## Set problem
From the entries that follow, list every line in which the string "label" appears.

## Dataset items
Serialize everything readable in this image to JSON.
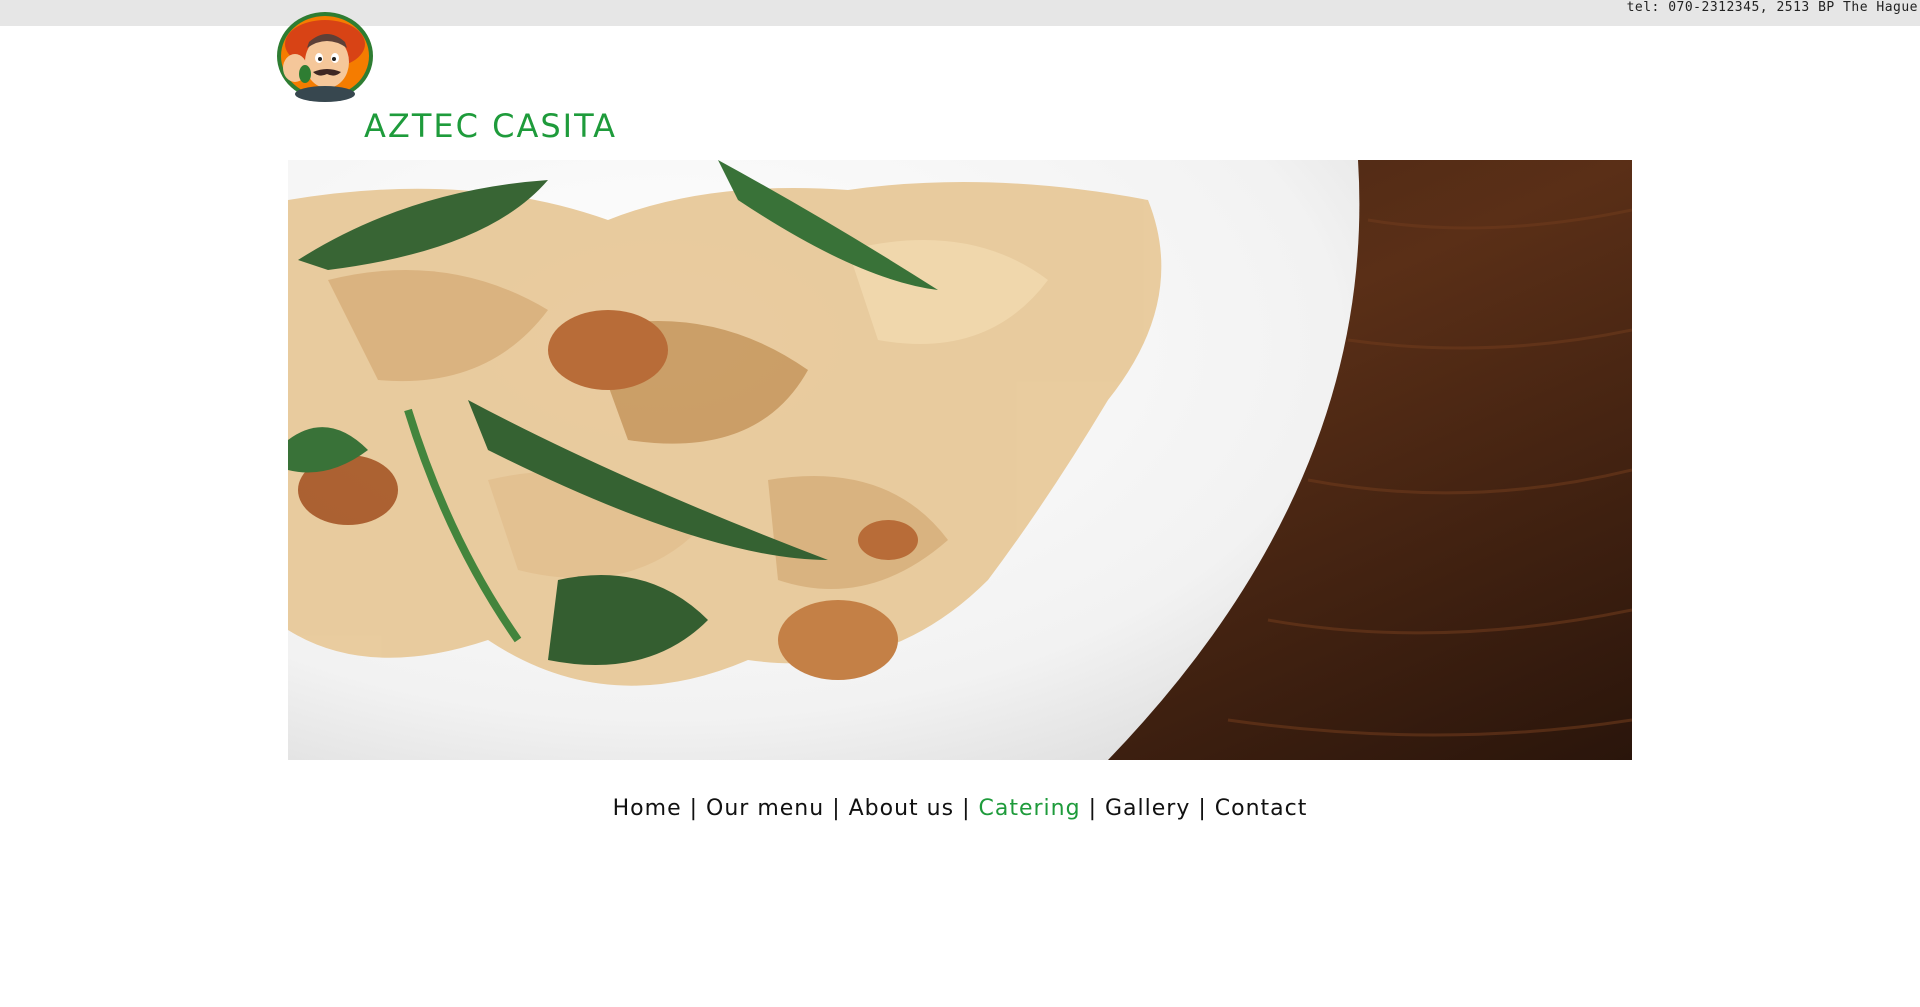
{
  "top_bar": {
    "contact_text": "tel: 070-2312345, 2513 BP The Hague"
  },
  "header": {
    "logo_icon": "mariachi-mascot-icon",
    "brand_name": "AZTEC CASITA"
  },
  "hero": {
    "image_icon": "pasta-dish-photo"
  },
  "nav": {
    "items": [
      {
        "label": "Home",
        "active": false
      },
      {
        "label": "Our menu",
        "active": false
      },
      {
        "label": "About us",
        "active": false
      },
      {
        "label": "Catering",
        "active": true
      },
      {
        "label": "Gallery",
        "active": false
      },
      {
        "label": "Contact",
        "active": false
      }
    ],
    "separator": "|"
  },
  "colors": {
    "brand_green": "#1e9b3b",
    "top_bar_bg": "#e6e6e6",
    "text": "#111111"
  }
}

## Written answer
        "label": "Home",
        "label": "Our menu",
        "label": "About us",
        "label": "Catering",
        "label": "Gallery",
        "label": "Contact",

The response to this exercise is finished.